Directions: Write out every record below exactly as it appears.

_ _ _

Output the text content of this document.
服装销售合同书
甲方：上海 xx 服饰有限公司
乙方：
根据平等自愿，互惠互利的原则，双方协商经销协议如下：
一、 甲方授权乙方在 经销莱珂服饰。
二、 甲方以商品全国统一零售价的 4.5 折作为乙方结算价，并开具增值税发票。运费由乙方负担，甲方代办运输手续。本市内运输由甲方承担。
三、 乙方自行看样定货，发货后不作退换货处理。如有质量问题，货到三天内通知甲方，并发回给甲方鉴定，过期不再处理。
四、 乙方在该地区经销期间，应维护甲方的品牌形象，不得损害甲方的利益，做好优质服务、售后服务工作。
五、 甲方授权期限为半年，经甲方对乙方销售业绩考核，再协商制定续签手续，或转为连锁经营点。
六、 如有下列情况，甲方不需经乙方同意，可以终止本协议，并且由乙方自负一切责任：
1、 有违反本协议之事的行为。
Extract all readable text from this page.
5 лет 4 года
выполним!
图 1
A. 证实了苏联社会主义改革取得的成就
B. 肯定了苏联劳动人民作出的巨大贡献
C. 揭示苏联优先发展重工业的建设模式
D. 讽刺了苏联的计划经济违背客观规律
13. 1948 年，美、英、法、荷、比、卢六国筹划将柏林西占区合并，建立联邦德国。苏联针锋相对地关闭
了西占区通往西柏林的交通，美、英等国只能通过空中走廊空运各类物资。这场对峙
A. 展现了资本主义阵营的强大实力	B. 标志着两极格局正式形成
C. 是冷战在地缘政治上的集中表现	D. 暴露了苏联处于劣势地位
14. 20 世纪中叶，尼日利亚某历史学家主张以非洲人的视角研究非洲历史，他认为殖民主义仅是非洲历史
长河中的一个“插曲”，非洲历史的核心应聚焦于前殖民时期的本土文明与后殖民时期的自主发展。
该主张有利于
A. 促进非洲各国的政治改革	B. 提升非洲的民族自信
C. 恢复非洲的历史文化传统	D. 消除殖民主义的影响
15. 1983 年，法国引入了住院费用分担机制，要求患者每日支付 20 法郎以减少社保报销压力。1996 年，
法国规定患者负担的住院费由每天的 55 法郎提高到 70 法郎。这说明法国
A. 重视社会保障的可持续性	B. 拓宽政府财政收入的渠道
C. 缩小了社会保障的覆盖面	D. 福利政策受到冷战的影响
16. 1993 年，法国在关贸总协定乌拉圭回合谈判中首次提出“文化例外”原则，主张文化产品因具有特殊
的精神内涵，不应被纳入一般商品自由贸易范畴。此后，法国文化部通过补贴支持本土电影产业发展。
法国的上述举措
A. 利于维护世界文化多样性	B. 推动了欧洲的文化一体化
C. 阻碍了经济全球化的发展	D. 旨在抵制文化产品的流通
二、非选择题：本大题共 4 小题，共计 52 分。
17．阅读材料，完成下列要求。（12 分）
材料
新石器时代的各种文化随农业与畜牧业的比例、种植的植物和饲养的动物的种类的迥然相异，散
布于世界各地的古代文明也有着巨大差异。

_ _ _

Response for this exercise:
Output the text content of this document.
服装销售合同书
甲方：上海 xx 服饰有限公司
乙方：
根据平等自愿，互惠互利的原则，双方协商经销协议如下：
一、 甲方授权乙方在 经销莱珂服饰。
二、 甲方以商品全国统一零售价的 4.5 折作为乙方结算价，并开具增值税发票。运费由乙方负担，甲方代办运输手续。本市内运输由甲方承担。
三、 乙方自行看样定货，发货后不作退换货处理。如有质量问题，货到三天内通知甲方，并发回给甲方鉴定，过期不再处理。
四、 乙方在该地区经销期间，应维护甲方的品牌形象，不得损害甲方的利益，做好优质服务、售后服务工作。
五、 甲方授权期限为半年，经甲方对乙方销售业绩考核，再协商制定续签手续，或转为连锁经营点。
六、 如有下列情况，甲方不需经乙方同意，可以终止本协议，并且由乙方自负一切责任：
1、 有违反本协议之事的行为。
Extract all readable text from this page.
5 лет 4 года
выполним!
图 1
A. 证实了苏联社会主义改革取得的成就
B. 肯定了苏联劳动人民作出的巨大贡献
C. 揭示苏联优先发展重工业的建设模式
D. 讽刺了苏联的计划经济违背客观规律
13. 1948 年，美、英、法、荷、比、卢六国筹划将柏林西占区合并，建立联邦德国。苏联针锋相对地关闭
了西占区通往西柏林的交通，美、英等国只能通过空中走廊空运各类物资。这场对峙
A. 展现了资本主义阵营的强大实力	B. 标志着两极格局正式形成
C. 是冷战在地缘政治上的集中表现	D. 暴露了苏联处于劣势地位
14. 20 世纪中叶，尼日利亚某历史学家主张以非洲人的视角研究非洲历史，他认为殖民主义仅是非洲历史
长河中的一个“插曲”，非洲历史的核心应聚焦于前殖民时期的本土文明与后殖民时期的自主发展。
该主张有利于
A. 促进非洲各国的政治改革	B. 提升非洲的民族自信
C. 恢复非洲的历史文化传统	D. 消除殖民主义的影响
15. 1983 年，法国引入了住院费用分担机制，要求患者每日支付 20 法郎以减少社保报销压力。1996 年，
法国规定患者负担的住院费由每天的 55 法郎提高到 70 法郎。这说明法国
A. 重视社会保障的可持续性	B. 拓宽政府财政收入的渠道
C. 缩小了社会保障的覆盖面	D. 福利政策受到冷战的影响
16. 1993 年，法国在关贸总协定乌拉圭回合谈判中首次提出“文化例外”原则，主张文化产品因具有特殊
的精神内涵，不应被纳入一般商品自由贸易范畴。此后，法国文化部通过补贴支持本土电影产业发展。
法国的上述举措
A. 利于维护世界文化多样性	B. 推动了欧洲的文化一体化
C. 阻碍了经济全球化的发展	D. 旨在抵制文化产品的流通
二、非选择题：本大题共 4 小题，共计 52 分。
17．阅读材料，完成下列要求。（12 分）
材料
新石器时代的各种文化随农业与畜牧业的比例、种植的植物和饲养的动物的种类的迥然相异，散
布于世界各地的古代文明也有着巨大差异。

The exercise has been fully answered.